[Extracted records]
━━━━

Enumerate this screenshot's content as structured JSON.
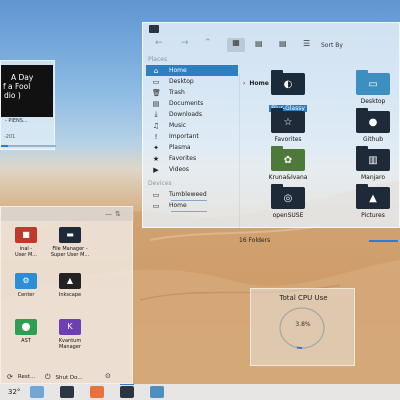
{
  "music": {
    "album_lines": [
      "A Day",
      "f a Fool",
      "dio )"
    ],
    "artist": "- PIENS...",
    "year": "-201",
    "progress": 0.12
  },
  "file_manager": {
    "toolbar": {
      "sort_label": "Sort By"
    },
    "places_header": "Places",
    "devices_header": "Devices",
    "places": [
      {
        "label": "Home",
        "icon": "home-icon",
        "selected": true
      },
      {
        "label": "Desktop",
        "icon": "desktop-icon"
      },
      {
        "label": "Trash",
        "icon": "trash-icon"
      },
      {
        "label": "Documents",
        "icon": "documents-icon"
      },
      {
        "label": "Downloads",
        "icon": "downloads-icon"
      },
      {
        "label": "Music",
        "icon": "music-icon"
      },
      {
        "label": "Important",
        "icon": "important-icon"
      },
      {
        "label": "Plasma",
        "icon": "plasma-icon"
      },
      {
        "label": "Favorites",
        "icon": "star-icon"
      },
      {
        "label": "Videos",
        "icon": "videos-icon"
      }
    ],
    "devices": [
      {
        "label": "Tumbleweed",
        "icon": "drive-icon"
      },
      {
        "label": "Home",
        "icon": "drive-icon"
      }
    ],
    "breadcrumb": "Home",
    "folders": [
      {
        "label": "Blur-Glassy",
        "icon": "blur-glassy-folder-icon",
        "selected": true,
        "color": "#1a2b3c"
      },
      {
        "label": "Desktop",
        "icon": "desktop-folder-icon",
        "color": "#3d8fc0"
      },
      {
        "label": "Favorites",
        "icon": "star-folder-icon",
        "color": "#1f2a38"
      },
      {
        "label": "Github",
        "icon": "github-folder-icon",
        "color": "#1f2a38"
      },
      {
        "label": "Kruna&Ivana",
        "icon": "photo-folder-icon",
        "color": "#4d7a39"
      },
      {
        "label": "Manjaro",
        "icon": "manjaro-folder-icon",
        "color": "#1f2a38"
      },
      {
        "label": "openSUSE",
        "icon": "opensuse-folder-icon",
        "color": "#1f2a38"
      },
      {
        "label": "Pictures",
        "icon": "pictures-folder-icon",
        "color": "#1f2a38"
      }
    ],
    "status": "16 Folders",
    "zoom_level": 0.9
  },
  "cpu": {
    "title": "Total CPU Use",
    "value": "3.8%",
    "fraction": 0.038
  },
  "launcher": {
    "apps": [
      {
        "label": [
          "inal -",
          "User M..."
        ],
        "icon": "terminal-icon",
        "color": "#c0392b"
      },
      {
        "label": [
          "File Manager -",
          "Super User M..."
        ],
        "icon": "file-manager-icon",
        "color": "#1f2a38"
      },
      {
        "label": [
          "Center"
        ],
        "icon": "control-center-icon",
        "color": "#2c8fd6"
      },
      {
        "label": [
          "Inkscape"
        ],
        "icon": "inkscape-icon",
        "color": "#222"
      },
      {
        "label": [
          "AST"
        ],
        "icon": "ast-icon",
        "color": "#2e9e53"
      },
      {
        "label": [
          "Kvantum",
          "Manager"
        ],
        "icon": "kvantum-icon",
        "color": "#6c3fb5"
      }
    ],
    "footer": [
      {
        "label": "Rest...",
        "icon": "restart-icon"
      },
      {
        "label": "Shut Do...",
        "icon": "shutdown-icon"
      }
    ]
  },
  "taskbar": {
    "temperature": "32°",
    "tasks": [
      {
        "icon": "system-settings-task-icon",
        "color": "#6fa7d6"
      },
      {
        "icon": "terminal-task-icon",
        "color": "#2b3440"
      },
      {
        "icon": "firefox-task-icon",
        "color": "#e8733a"
      },
      {
        "icon": "file-manager-task-icon",
        "color": "#2b3440",
        "active": true
      },
      {
        "icon": "monitor-task-icon",
        "color": "#4f8fbf"
      }
    ]
  }
}
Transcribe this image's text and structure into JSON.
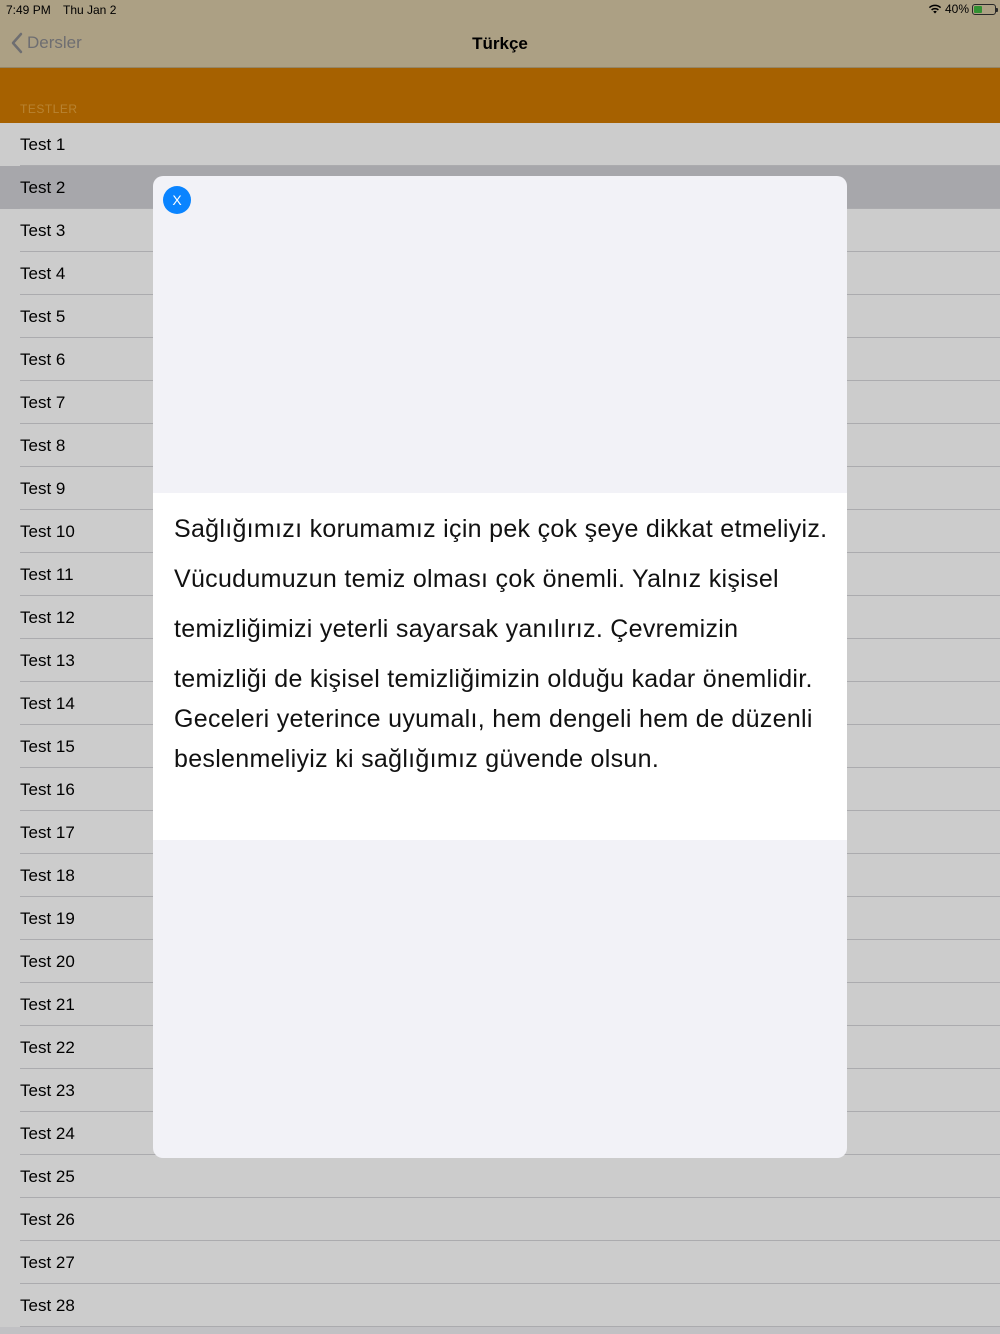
{
  "status": {
    "time": "7:49 PM",
    "date": "Thu Jan 2",
    "battery": "40%",
    "battery_level": 0.4
  },
  "nav": {
    "back_label": "Dersler",
    "title": "Türkçe"
  },
  "section": {
    "header": "TESTLER"
  },
  "tests": [
    "Test 1",
    "Test 2",
    "Test 3",
    "Test 4",
    "Test 5",
    "Test 6",
    "Test 7",
    "Test 8",
    "Test 9",
    "Test 10",
    "Test 11",
    "Test 12",
    "Test 13",
    "Test 14",
    "Test 15",
    "Test 16",
    "Test 17",
    "Test 18",
    "Test 19",
    "Test 20",
    "Test 21",
    "Test 22",
    "Test 23",
    "Test 24",
    "Test 25",
    "Test 26",
    "Test 27",
    "Test 28"
  ],
  "selected_index": 1,
  "modal": {
    "close_label": "X",
    "passage_lines": [
      "Sağlığımızı korumamız için pek çok şeye dikkat etmeliyiz.",
      "Vücudumuzun temiz olması çok önemli.  Yalnız kişisel",
      "temizliğimizi yeterli sayarsak yanılırız. Çevremizin",
      "temizliği de kişisel temizliğimizin olduğu kadar önemlidir.",
      "Geceleri yeterince uyumalı, hem dengeli hem de düzenli",
      "beslenmeliyiz ki sağlığımız güvende olsun."
    ]
  }
}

━━━━

* **Exercise**
Determine how many lines of the data contain "kişisel" and give nothing but that number.

* **Response**
2